GIVEN ENTRIES
↓↓↓
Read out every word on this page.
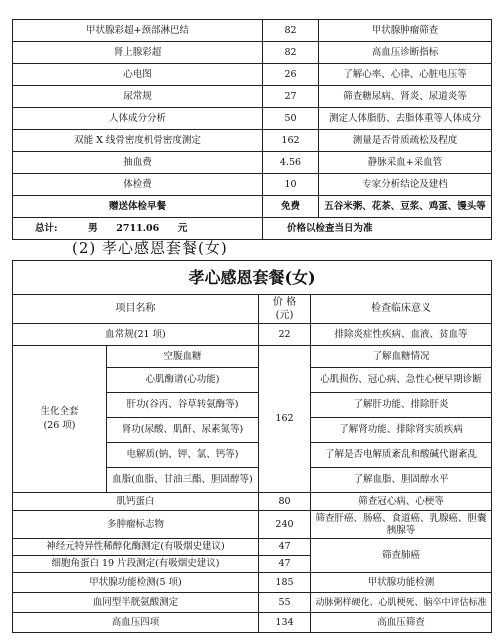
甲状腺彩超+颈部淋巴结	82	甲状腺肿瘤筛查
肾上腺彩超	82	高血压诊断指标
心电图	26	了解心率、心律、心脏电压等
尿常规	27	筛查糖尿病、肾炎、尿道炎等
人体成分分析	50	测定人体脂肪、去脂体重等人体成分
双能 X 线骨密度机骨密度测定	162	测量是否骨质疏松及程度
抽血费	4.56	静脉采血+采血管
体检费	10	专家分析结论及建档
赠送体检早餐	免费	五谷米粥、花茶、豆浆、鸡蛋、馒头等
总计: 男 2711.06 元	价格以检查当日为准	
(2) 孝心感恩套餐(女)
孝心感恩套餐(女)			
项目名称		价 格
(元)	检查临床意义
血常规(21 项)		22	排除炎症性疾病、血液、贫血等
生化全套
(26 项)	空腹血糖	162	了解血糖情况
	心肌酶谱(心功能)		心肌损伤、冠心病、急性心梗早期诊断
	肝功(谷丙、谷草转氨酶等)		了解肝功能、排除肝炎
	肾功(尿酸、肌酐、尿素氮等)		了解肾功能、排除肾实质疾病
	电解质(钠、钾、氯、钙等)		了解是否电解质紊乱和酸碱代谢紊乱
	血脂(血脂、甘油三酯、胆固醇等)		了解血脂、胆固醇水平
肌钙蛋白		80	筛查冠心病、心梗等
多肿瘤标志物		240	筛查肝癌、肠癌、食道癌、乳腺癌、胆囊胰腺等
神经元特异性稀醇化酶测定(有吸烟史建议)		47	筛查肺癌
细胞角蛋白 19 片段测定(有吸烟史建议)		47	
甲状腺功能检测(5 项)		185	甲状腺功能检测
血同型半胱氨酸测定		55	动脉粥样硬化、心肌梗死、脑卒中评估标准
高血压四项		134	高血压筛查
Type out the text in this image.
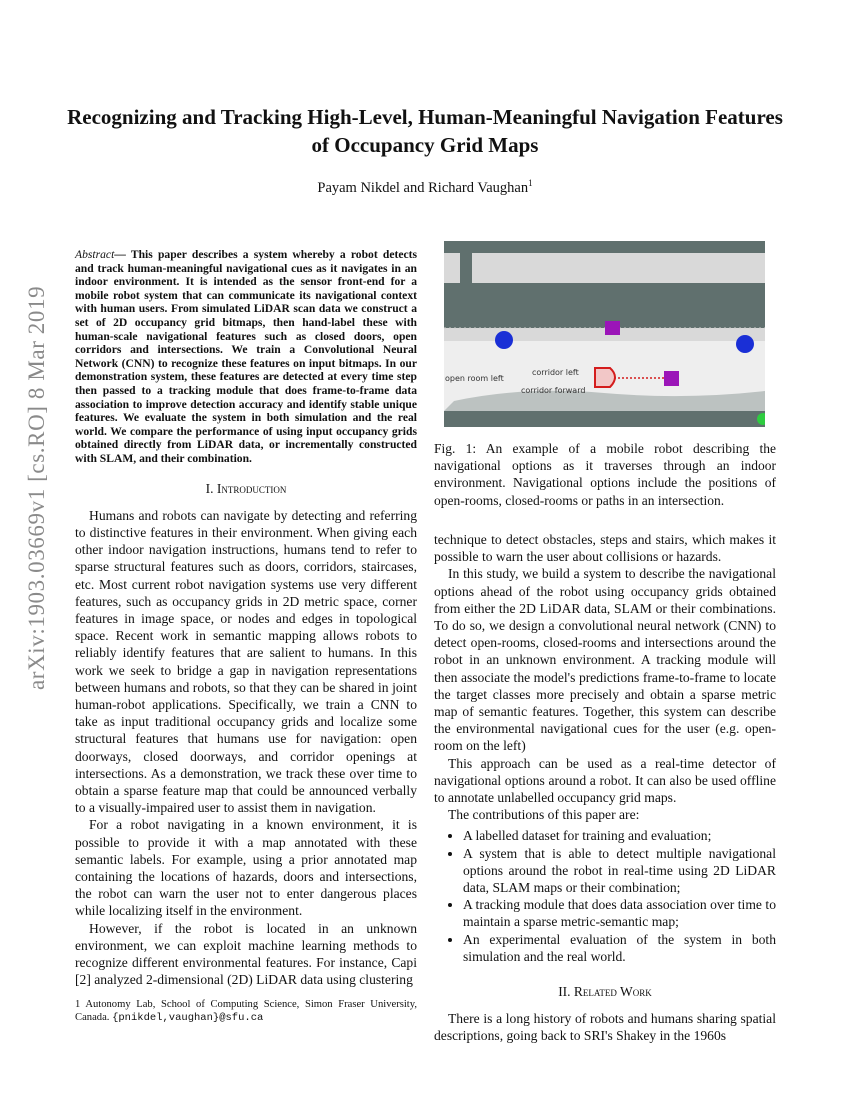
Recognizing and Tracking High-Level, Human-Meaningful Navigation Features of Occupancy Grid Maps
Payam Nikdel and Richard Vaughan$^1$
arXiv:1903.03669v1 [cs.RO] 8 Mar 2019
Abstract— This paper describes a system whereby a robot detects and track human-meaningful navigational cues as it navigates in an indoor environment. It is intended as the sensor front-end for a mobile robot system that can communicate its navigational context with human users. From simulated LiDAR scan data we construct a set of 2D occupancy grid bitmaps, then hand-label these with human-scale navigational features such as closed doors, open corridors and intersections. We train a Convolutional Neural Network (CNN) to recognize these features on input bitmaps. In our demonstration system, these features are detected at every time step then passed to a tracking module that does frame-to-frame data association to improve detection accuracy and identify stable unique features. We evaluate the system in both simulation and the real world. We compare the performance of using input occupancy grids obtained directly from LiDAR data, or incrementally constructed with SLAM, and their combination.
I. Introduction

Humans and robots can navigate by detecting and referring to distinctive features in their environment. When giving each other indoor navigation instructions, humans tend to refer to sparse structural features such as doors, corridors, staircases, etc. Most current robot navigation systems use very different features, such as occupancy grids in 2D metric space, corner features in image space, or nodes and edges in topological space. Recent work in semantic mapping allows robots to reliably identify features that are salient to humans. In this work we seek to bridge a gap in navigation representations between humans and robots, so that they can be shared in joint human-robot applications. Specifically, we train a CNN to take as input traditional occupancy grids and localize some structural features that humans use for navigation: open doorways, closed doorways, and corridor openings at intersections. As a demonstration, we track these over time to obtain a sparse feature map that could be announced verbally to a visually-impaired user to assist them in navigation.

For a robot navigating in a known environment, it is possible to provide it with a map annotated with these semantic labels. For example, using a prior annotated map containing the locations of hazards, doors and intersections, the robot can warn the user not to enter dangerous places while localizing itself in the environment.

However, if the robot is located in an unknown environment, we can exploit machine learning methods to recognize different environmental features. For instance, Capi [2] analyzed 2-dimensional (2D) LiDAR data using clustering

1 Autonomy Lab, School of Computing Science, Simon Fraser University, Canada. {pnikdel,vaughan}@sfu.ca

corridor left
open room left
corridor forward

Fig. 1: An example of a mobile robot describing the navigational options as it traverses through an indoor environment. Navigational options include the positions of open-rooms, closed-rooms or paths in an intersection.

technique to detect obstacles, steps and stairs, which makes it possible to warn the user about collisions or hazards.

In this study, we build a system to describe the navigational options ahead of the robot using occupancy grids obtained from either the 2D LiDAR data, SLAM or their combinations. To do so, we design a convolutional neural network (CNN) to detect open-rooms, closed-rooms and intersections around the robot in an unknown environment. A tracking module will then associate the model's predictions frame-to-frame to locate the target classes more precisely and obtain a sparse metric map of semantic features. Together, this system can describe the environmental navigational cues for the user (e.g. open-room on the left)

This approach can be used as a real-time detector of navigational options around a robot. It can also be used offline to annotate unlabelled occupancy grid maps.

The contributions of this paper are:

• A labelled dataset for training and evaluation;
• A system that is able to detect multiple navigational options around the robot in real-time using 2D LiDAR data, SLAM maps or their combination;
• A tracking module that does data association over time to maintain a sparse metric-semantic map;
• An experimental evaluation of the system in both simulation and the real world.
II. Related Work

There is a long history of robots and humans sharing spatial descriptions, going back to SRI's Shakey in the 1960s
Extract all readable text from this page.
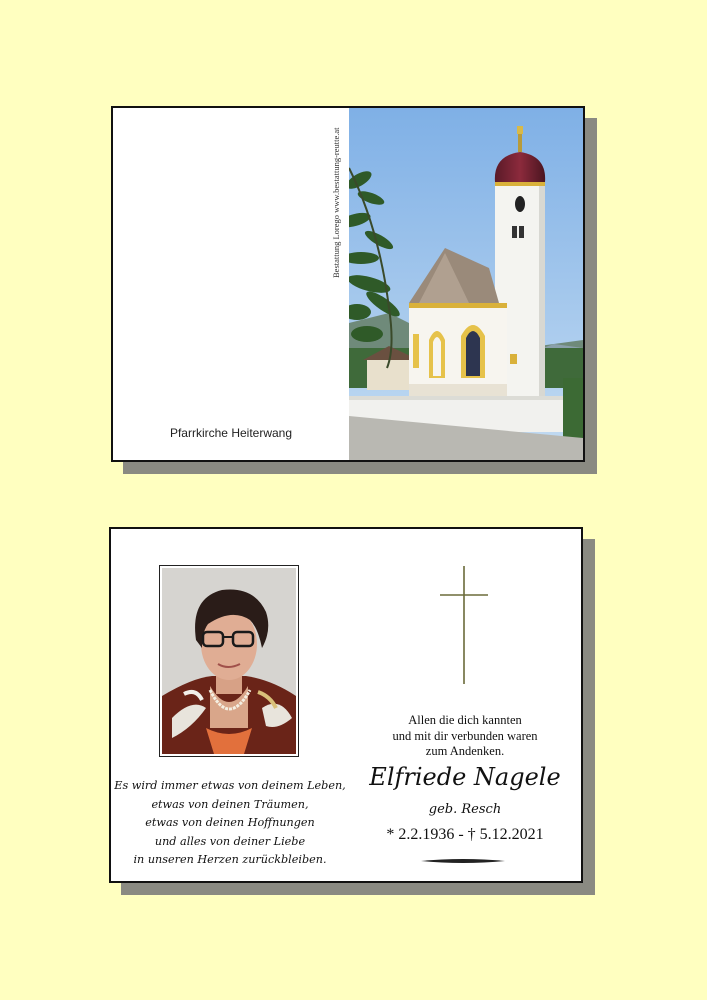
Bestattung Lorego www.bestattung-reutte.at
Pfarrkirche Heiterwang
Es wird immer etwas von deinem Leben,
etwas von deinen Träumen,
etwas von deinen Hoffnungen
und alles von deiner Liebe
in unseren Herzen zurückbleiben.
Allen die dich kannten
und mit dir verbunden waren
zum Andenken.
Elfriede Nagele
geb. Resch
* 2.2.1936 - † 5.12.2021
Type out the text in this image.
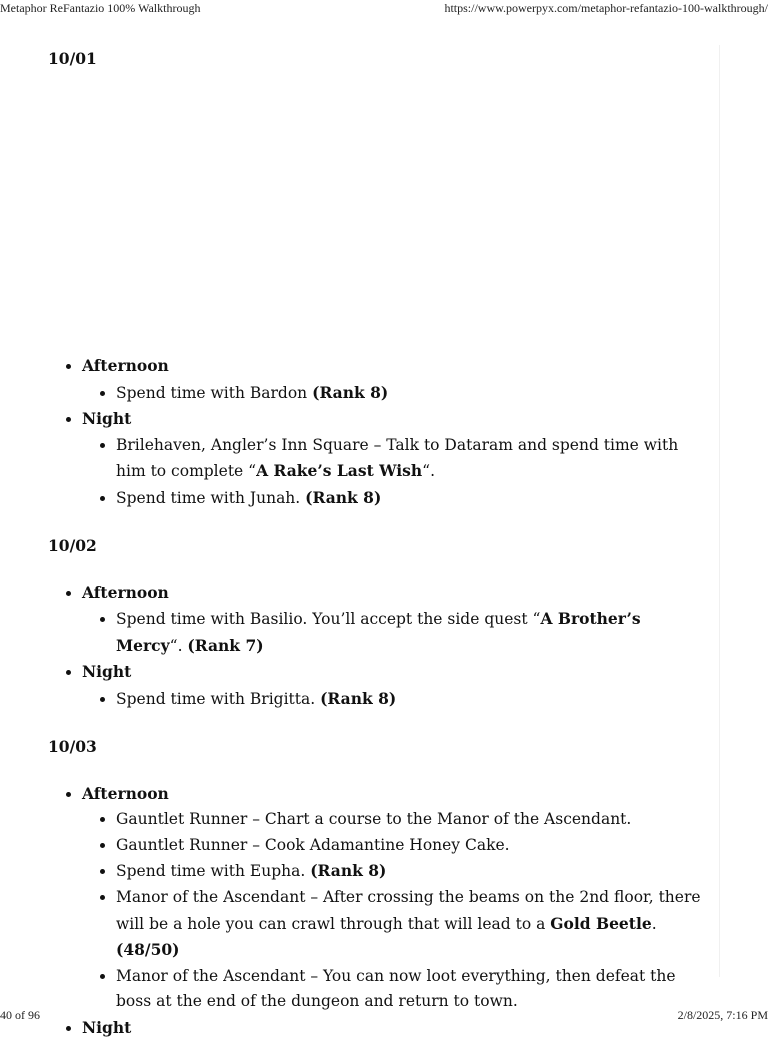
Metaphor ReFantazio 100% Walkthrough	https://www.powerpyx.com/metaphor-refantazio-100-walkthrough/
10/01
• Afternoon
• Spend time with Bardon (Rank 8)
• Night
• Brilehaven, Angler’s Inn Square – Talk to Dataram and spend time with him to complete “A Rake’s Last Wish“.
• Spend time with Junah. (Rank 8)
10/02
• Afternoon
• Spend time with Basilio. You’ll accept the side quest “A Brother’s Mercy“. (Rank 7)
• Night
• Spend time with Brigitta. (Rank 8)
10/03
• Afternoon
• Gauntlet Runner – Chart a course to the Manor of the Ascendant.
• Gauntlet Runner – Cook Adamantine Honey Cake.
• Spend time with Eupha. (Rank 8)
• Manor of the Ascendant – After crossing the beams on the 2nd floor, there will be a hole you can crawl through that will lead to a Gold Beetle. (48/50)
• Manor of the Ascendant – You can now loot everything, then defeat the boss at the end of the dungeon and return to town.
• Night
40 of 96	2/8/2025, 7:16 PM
↑↑↑
EXERCISE INSTRUCTIONS
Without the pictures, restate all of the entries above verbatim.

TASK RESPONSE
Read out every word on this page.
甲状腺彩超+颈部淋巴结	82	甲状腺肿瘤筛查
肾上腺彩超	82	高血压诊断指标
心电图	26	了解心率、心律、心脏电压等
尿常规	27	筛查糖尿病、肾炎、尿道炎等
人体成分分析	50	测定人体脂肪、去脂体重等人体成分
双能 X 线骨密度机骨密度测定	162	测量是否骨质疏松及程度
抽血费	4.56	静脉采血+采血管
体检费	10	专家分析结论及建档
赠送体检早餐	免费	五谷米粥、花茶、豆浆、鸡蛋、馒头等
总计: 男 2711.06 元	价格以检查当日为准	
(2) 孝心感恩套餐(女)
孝心感恩套餐(女)			
项目名称		价 格
(元)	检查临床意义
血常规(21 项)		22	排除炎症性疾病、血液、贫血等
生化全套
(26 项)	空腹血糖	162	了解血糖情况
	心肌酶谱(心功能)		心肌损伤、冠心病、急性心梗早期诊断
	肝功(谷丙、谷草转氨酶等)		了解肝功能、排除肝炎
	肾功(尿酸、肌酐、尿素氮等)		了解肾功能、排除肾实质疾病
	电解质(钠、钾、氯、钙等)		了解是否电解质紊乱和酸碱代谢紊乱
	血脂(血脂、甘油三酯、胆固醇等)		了解血脂、胆固醇水平
肌钙蛋白		80	筛查冠心病、心梗等
多肿瘤标志物		240	筛查肝癌、肠癌、食道癌、乳腺癌、胆囊胰腺等
神经元特异性稀醇化酶测定(有吸烟史建议)		47	筛查肺癌
细胞角蛋白 19 片段测定(有吸烟史建议)		47	
甲状腺功能检测(5 项)		185	甲状腺功能检测
血同型半胱氨酸测定		55	动脉粥样硬化、心肌梗死、脑卒中评估标准
高血压四项		134	高血压筛查
Type out the text in this image.
Recognizing and Tracking High-Level, Human-Meaningful Navigation Features of Occupancy Grid Maps
Payam Nikdel and Richard Vaughan$^1$
arXiv:1903.03669v1 [cs.RO] 8 Mar 2019
Abstract— This paper describes a system whereby a robot detects and track human-meaningful navigational cues as it navigates in an indoor environment. It is intended as the sensor front-end for a mobile robot system that can communicate its navigational context with human users. From simulated LiDAR scan data we construct a set of 2D occupancy grid bitmaps, then hand-label these with human-scale navigational features such as closed doors, open corridors and intersections. We train a Convolutional Neural Network (CNN) to recognize these features on input bitmaps. In our demonstration system, these features are detected at every time step then passed to a tracking module that does frame-to-frame data association to improve detection accuracy and identify stable unique features. We evaluate the system in both simulation and the real world. We compare the performance of using input occupancy grids obtained directly from LiDAR data, or incrementally constructed with SLAM, and their combination.
I. Introduction

Humans and robots can navigate by detecting and referring to distinctive features in their environment. When giving each other indoor navigation instructions, humans tend to refer to sparse structural features such as doors, corridors, staircases, etc. Most current robot navigation systems use very different features, such as occupancy grids in 2D metric space, corner features in image space, or nodes and edges in topological space. Recent work in semantic mapping allows robots to reliably identify features that are salient to humans. In this work we seek to bridge a gap in navigation representations between humans and robots, so that they can be shared in joint human-robot applications. Specifically, we train a CNN to take as input traditional occupancy grids and localize some structural features that humans use for navigation: open doorways, closed doorways, and corridor openings at intersections. As a demonstration, we track these over time to obtain a sparse feature map that could be announced verbally to a visually-impaired user to assist them in navigation.

For a robot navigating in a known environment, it is possible to provide it with a map annotated with these semantic labels. For example, using a prior annotated map containing the locations of hazards, doors and intersections, the robot can warn the user not to enter dangerous places while localizing itself in the environment.

However, if the robot is located in an unknown environment, we can exploit machine learning methods to recognize different environmental features. For instance, Capi [2] analyzed 2-dimensional (2D) LiDAR data using clustering

1 Autonomy Lab, School of Computing Science, Simon Fraser University, Canada. {pnikdel,vaughan}@sfu.ca

corridor left
open room left
corridor forward

Fig. 1: An example of a mobile robot describing the navigational options as it traverses through an indoor environment. Navigational options include the positions of open-rooms, closed-rooms or paths in an intersection.

technique to detect obstacles, steps and stairs, which makes it possible to warn the user about collisions or hazards.

In this study, we build a system to describe the navigational options ahead of the robot using occupancy grids obtained from either the 2D LiDAR data, SLAM or their combinations. To do so, we design a convolutional neural network (CNN) to detect open-rooms, closed-rooms and intersections around the robot in an unknown environment. A tracking module will then associate the model's predictions frame-to-frame to locate the target classes more precisely and obtain a sparse metric map of semantic features. Together, this system can describe the environmental navigational cues for the user (e.g. open-room on the left)

This approach can be used as a real-time detector of navigational options around a robot. It can also be used offline to annotate unlabelled occupancy grid maps.

The contributions of this paper are:

• A labelled dataset for training and evaluation;
• A system that is able to detect multiple navigational options around the robot in real-time using 2D LiDAR data, SLAM maps or their combination;
• A tracking module that does data association over time to maintain a sparse metric-semantic map;
• An experimental evaluation of the system in both simulation and the real world.
II. Related Work

There is a long history of robots and humans sharing spatial descriptions, going back to SRI's Shakey in the 1960s
Extract all readable text from this page.
Bestattung Lorego www.bestattung-reutte.at
Pfarrkirche Heiterwang
Es wird immer etwas von deinem Leben,
etwas von deinen Träumen,
etwas von deinen Hoffnungen
und alles von deiner Liebe
in unseren Herzen zurückbleiben.
Allen die dich kannten
und mit dir verbunden waren
zum Andenken.
Elfriede Nagele
geb. Resch
* 2.2.1936 - † 5.12.2021
Type out the text in this image.
Metaphor ReFantazio 100% Walkthrough	https://www.powerpyx.com/metaphor-refantazio-100-walkthrough/
10/01
• Afternoon
• Spend time with Bardon (Rank 8)
• Night
• Brilehaven, Angler’s Inn Square – Talk to Dataram and spend time with him to complete “A Rake’s Last Wish“.
• Spend time with Junah. (Rank 8)
10/02
• Afternoon
• Spend time with Basilio. You’ll accept the side quest “A Brother’s Mercy“. (Rank 7)
• Night
• Spend time with Brigitta. (Rank 8)
10/03
• Afternoon
• Gauntlet Runner – Chart a course to the Manor of the Ascendant.
• Gauntlet Runner – Cook Adamantine Honey Cake.
• Spend time with Eupha. (Rank 8)
• Manor of the Ascendant – After crossing the beams on the 2nd floor, there will be a hole you can crawl through that will lead to a Gold Beetle. (48/50)
• Manor of the Ascendant – You can now loot everything, then defeat the boss at the end of the dungeon and return to town.
• Night
40 of 96	2/8/2025, 7:16 PM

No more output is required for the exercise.